#### Recorded information:
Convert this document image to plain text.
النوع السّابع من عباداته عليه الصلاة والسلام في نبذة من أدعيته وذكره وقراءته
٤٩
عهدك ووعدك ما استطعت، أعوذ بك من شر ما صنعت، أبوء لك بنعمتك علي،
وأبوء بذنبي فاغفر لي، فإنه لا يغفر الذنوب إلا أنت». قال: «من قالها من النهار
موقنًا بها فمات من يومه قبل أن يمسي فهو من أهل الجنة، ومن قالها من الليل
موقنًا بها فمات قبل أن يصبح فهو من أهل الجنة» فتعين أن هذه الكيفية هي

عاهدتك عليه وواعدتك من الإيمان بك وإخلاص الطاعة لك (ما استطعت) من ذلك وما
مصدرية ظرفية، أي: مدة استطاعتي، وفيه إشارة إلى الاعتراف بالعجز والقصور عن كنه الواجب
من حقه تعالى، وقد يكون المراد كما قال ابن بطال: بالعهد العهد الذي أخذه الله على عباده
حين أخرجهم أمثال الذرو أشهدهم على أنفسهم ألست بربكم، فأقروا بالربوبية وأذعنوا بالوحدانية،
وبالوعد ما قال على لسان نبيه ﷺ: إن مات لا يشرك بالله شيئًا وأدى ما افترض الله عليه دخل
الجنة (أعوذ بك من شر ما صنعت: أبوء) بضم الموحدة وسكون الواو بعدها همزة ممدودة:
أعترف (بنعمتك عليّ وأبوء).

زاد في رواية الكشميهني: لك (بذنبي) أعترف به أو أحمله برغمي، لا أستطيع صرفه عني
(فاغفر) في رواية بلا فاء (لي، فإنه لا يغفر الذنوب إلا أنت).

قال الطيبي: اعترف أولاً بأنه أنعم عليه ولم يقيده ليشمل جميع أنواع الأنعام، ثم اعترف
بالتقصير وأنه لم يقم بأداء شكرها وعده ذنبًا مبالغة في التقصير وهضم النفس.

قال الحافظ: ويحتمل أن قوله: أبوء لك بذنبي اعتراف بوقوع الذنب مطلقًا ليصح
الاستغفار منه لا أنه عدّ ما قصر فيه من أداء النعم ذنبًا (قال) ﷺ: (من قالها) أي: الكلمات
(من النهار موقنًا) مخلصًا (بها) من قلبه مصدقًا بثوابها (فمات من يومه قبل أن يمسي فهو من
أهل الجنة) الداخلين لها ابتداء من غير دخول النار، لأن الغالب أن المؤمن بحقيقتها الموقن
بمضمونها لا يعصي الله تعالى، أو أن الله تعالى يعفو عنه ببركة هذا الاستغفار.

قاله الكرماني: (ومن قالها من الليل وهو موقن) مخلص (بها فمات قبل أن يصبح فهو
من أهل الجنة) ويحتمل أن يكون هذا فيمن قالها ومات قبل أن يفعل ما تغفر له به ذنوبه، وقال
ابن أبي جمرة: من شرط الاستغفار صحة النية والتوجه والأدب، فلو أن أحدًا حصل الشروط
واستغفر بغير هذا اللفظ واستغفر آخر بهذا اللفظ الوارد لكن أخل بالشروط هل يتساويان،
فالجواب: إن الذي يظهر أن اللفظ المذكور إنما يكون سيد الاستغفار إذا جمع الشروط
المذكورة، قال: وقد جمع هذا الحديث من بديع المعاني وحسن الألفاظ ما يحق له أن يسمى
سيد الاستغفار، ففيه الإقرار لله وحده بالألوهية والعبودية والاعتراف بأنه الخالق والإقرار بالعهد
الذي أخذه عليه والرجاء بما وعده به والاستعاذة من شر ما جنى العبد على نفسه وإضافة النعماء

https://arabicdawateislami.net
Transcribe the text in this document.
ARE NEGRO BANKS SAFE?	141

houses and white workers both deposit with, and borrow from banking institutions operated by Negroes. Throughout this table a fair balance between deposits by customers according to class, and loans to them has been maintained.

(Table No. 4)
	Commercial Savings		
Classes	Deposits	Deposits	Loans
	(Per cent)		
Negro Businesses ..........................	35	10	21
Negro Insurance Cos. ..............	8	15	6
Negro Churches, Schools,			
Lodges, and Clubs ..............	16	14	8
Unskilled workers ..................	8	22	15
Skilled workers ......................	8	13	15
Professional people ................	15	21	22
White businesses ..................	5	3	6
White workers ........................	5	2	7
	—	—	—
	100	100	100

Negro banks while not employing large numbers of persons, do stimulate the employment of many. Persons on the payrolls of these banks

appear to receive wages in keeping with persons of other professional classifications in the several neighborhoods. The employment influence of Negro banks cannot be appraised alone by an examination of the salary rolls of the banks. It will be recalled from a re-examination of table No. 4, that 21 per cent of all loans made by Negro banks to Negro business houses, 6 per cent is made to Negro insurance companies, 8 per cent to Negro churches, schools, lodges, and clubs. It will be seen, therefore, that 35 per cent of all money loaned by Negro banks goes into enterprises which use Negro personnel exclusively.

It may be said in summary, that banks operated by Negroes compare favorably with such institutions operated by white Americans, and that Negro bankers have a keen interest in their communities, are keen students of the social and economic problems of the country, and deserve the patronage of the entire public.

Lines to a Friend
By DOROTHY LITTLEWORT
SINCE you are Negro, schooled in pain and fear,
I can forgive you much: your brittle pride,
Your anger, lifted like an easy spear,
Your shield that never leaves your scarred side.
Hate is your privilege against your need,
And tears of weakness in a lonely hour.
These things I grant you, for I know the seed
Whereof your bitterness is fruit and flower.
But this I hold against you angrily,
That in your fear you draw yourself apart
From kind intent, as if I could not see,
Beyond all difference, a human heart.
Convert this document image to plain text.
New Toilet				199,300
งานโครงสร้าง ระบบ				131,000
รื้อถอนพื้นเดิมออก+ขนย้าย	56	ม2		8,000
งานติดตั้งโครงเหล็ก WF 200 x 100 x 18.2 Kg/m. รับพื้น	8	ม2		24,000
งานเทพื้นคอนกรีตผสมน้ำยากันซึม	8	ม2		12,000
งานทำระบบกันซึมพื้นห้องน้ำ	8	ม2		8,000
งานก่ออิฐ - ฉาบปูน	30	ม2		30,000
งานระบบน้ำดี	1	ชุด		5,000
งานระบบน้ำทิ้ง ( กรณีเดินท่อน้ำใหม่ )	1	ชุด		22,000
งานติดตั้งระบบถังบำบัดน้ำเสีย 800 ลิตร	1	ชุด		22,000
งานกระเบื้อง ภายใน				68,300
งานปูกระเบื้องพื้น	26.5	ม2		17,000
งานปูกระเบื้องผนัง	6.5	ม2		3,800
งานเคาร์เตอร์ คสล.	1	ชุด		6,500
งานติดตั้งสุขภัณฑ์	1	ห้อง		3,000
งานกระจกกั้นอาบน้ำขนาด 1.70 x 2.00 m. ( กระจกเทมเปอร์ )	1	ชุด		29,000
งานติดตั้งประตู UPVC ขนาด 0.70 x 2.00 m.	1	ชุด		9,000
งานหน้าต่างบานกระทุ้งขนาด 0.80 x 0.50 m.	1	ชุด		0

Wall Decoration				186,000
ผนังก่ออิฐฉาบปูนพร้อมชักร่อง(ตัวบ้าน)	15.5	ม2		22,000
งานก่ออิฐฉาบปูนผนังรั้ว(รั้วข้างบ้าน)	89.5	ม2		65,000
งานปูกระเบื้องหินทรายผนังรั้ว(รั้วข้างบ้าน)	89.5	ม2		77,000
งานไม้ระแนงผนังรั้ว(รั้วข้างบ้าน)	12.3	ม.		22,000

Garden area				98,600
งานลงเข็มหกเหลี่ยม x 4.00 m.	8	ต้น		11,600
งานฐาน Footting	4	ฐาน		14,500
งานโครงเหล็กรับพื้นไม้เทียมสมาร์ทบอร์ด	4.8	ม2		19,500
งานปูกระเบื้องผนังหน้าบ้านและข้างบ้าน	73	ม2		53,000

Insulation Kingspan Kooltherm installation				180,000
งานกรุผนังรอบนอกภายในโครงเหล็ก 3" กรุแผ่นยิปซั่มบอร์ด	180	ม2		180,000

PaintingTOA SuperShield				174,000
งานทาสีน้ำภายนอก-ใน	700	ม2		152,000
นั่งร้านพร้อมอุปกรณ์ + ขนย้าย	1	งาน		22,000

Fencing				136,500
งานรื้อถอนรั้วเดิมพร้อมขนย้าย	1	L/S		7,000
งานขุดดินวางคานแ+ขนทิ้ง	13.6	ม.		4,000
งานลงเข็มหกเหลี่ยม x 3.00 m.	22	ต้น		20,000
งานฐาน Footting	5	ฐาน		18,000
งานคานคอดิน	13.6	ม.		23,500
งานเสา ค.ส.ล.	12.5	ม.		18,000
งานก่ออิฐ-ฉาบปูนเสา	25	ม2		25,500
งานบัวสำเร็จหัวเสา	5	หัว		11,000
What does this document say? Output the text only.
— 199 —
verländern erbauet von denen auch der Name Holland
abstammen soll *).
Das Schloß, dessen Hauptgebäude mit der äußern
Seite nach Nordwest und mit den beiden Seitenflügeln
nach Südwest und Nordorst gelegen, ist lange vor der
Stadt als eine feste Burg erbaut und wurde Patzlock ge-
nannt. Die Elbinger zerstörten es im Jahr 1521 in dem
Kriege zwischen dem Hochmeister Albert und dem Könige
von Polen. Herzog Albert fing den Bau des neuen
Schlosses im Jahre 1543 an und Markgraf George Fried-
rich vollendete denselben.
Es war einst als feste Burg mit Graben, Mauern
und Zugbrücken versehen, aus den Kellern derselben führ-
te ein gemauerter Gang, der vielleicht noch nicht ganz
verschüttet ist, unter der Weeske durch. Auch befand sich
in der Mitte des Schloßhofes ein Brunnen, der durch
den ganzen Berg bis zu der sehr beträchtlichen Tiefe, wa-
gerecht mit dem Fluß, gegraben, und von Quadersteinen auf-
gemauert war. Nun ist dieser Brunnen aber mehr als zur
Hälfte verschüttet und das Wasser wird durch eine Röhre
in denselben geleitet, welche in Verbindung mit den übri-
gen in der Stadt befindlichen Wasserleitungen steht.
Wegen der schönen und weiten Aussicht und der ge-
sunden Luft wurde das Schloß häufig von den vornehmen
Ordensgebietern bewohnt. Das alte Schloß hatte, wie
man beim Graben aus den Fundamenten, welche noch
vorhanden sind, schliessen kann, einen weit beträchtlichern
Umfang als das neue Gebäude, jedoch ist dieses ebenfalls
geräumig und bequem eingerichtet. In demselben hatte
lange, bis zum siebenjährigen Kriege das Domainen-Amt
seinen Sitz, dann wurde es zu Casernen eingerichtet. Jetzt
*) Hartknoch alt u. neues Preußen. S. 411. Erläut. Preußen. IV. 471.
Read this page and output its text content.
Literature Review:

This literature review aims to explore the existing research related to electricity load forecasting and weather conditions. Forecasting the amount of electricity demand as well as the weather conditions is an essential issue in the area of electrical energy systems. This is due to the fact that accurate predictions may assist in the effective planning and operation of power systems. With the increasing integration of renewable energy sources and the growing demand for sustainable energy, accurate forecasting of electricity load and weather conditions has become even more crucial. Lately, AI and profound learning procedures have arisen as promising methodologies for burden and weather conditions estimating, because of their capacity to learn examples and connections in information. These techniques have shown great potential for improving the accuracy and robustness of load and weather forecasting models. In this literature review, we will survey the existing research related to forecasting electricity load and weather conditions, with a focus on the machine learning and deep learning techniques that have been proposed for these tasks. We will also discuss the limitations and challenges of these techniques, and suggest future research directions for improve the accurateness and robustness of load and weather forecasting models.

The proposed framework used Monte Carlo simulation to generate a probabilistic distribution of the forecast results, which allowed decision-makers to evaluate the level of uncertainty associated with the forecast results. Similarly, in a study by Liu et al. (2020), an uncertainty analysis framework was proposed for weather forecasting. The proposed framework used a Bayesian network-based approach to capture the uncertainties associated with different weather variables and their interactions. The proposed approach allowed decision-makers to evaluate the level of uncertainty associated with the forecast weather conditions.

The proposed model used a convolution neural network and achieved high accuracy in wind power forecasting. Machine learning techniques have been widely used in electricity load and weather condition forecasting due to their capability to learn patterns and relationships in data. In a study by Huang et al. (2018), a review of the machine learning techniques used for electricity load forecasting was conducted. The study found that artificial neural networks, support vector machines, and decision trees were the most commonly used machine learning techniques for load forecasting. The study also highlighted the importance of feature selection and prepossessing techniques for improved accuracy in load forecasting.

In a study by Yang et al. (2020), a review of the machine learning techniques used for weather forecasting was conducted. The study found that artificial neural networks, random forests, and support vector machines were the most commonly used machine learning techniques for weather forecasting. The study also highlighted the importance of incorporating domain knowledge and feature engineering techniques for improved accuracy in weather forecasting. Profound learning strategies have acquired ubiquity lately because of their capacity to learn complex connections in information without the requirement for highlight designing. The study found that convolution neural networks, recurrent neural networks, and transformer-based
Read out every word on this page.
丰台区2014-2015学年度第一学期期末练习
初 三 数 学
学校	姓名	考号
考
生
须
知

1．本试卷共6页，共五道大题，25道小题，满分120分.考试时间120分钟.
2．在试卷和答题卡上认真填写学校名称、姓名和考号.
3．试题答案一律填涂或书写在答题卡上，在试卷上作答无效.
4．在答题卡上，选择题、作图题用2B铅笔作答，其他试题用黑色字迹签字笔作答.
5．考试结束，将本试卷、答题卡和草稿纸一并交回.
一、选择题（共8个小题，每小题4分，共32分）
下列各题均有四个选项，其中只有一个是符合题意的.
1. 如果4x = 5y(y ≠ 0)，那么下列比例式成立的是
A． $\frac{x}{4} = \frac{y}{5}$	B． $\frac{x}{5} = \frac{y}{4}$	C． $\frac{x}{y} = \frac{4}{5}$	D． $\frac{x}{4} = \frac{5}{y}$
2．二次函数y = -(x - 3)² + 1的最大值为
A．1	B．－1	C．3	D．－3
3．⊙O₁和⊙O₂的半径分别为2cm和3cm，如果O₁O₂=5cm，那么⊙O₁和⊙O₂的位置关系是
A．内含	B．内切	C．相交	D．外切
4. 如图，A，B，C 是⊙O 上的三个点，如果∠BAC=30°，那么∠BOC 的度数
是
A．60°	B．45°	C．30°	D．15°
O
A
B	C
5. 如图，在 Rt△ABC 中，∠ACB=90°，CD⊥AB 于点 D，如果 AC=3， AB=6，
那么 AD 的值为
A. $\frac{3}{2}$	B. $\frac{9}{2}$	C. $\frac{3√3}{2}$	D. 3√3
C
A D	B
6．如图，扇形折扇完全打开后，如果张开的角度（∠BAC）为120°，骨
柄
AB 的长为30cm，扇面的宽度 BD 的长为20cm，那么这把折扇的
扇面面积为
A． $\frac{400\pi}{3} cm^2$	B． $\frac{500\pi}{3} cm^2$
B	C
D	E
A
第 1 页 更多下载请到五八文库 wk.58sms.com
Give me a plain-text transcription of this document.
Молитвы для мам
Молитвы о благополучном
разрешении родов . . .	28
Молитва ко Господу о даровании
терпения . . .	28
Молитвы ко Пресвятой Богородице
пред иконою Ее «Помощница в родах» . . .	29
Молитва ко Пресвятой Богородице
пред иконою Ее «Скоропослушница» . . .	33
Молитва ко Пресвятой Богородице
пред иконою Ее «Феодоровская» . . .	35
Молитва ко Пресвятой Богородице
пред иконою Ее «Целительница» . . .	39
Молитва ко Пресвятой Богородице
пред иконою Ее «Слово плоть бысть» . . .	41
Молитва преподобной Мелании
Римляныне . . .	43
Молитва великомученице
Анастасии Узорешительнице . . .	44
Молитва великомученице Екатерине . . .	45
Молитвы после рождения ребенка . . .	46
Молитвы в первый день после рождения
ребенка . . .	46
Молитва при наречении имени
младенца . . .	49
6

#### Stated goal:
In the records above, locate the lines holding the word "Brunnen". Copy each of them.

#### Response to the exercise:
in der Mitte des Schloßhofes ein Brunnen, der durch
gemauert war. Nun ist dieser Brunnen aber mehr als zur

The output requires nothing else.